• Records for the exercise:
◇ ◇ ◇ ◇ ◇ ◇ ◇

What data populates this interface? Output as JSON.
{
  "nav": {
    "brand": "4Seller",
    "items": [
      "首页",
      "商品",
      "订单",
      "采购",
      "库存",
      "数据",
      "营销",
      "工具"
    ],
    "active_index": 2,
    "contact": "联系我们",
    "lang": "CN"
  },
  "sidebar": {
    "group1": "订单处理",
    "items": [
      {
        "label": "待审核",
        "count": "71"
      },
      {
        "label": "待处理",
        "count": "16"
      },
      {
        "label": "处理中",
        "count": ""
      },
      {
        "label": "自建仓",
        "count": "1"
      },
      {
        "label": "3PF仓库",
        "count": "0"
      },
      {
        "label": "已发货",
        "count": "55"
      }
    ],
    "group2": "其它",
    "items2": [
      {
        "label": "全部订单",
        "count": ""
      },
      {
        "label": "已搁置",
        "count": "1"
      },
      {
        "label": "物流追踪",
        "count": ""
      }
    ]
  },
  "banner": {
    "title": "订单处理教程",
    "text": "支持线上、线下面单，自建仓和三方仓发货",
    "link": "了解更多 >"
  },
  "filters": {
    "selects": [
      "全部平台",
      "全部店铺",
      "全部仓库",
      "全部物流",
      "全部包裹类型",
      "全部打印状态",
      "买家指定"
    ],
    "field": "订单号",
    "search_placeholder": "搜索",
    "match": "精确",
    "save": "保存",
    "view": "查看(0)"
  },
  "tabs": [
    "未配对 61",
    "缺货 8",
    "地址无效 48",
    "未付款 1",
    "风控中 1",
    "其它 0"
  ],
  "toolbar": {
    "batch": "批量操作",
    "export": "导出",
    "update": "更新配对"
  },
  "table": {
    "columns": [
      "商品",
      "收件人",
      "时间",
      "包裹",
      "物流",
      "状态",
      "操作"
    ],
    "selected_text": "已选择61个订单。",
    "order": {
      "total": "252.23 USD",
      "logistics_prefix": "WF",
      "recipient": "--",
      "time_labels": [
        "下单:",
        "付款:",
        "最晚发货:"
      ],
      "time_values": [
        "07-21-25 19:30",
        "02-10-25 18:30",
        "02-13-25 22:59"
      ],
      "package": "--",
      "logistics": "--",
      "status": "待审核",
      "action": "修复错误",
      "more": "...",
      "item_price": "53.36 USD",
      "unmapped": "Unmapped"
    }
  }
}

◇ ◇ ◇ ◇ ◇ ◇ ◇

• Do this: Your task is to give the records above again, exactly.

• Exercise response:
What data populates this interface? Output as JSON.
{
  "nav": {
    "brand": "4Seller",
    "items": [
      "首页",
      "商品",
      "订单",
      "采购",
      "库存",
      "数据",
      "营销",
      "工具"
    ],
    "active_index": 2,
    "contact": "联系我们",
    "lang": "CN"
  },
  "sidebar": {
    "group1": "订单处理",
    "items": [
      {
        "label": "待审核",
        "count": "71"
      },
      {
        "label": "待处理",
        "count": "16"
      },
      {
        "label": "处理中",
        "count": ""
      },
      {
        "label": "自建仓",
        "count": "1"
      },
      {
        "label": "3PF仓库",
        "count": "0"
      },
      {
        "label": "已发货",
        "count": "55"
      }
    ],
    "group2": "其它",
    "items2": [
      {
        "label": "全部订单",
        "count": ""
      },
      {
        "label": "已搁置",
        "count": "1"
      },
      {
        "label": "物流追踪",
        "count": ""
      }
    ]
  },
  "banner": {
    "title": "订单处理教程",
    "text": "支持线上、线下面单，自建仓和三方仓发货",
    "link": "了解更多 >"
  },
  "filters": {
    "selects": [
      "全部平台",
      "全部店铺",
      "全部仓库",
      "全部物流",
      "全部包裹类型",
      "全部打印状态",
      "买家指定"
    ],
    "field": "订单号",
    "search_placeholder": "搜索",
    "match": "精确",
    "save": "保存",
    "view": "查看(0)"
  },
  "tabs": [
    "未配对 61",
    "缺货 8",
    "地址无效 48",
    "未付款 1",
    "风控中 1",
    "其它 0"
  ],
  "toolbar": {
    "batch": "批量操作",
    "export": "导出",
    "update": "更新配对"
  },
  "table": {
    "columns": [
      "商品",
      "收件人",
      "时间",
      "包裹",
      "物流",
      "状态",
      "操作"
    ],
    "selected_text": "已选择61个订单。",
    "order": {
      "total": "252.23 USD",
      "logistics_prefix": "WF",
      "recipient": "--",
      "time_labels": [
        "下单:",
        "付款:",
        "最晚发货:"
      ],
      "time_values": [
        "07-21-25 19:30",
        "02-10-25 18:30",
        "02-13-25 22:59"
      ],
      "package": "--",
      "logistics": "--",
      "status": "待审核",
      "action": "修复错误",
      "more": "...",
      "item_price": "53.36 USD",
      "unmapped": "Unmapped"
    }
  }
}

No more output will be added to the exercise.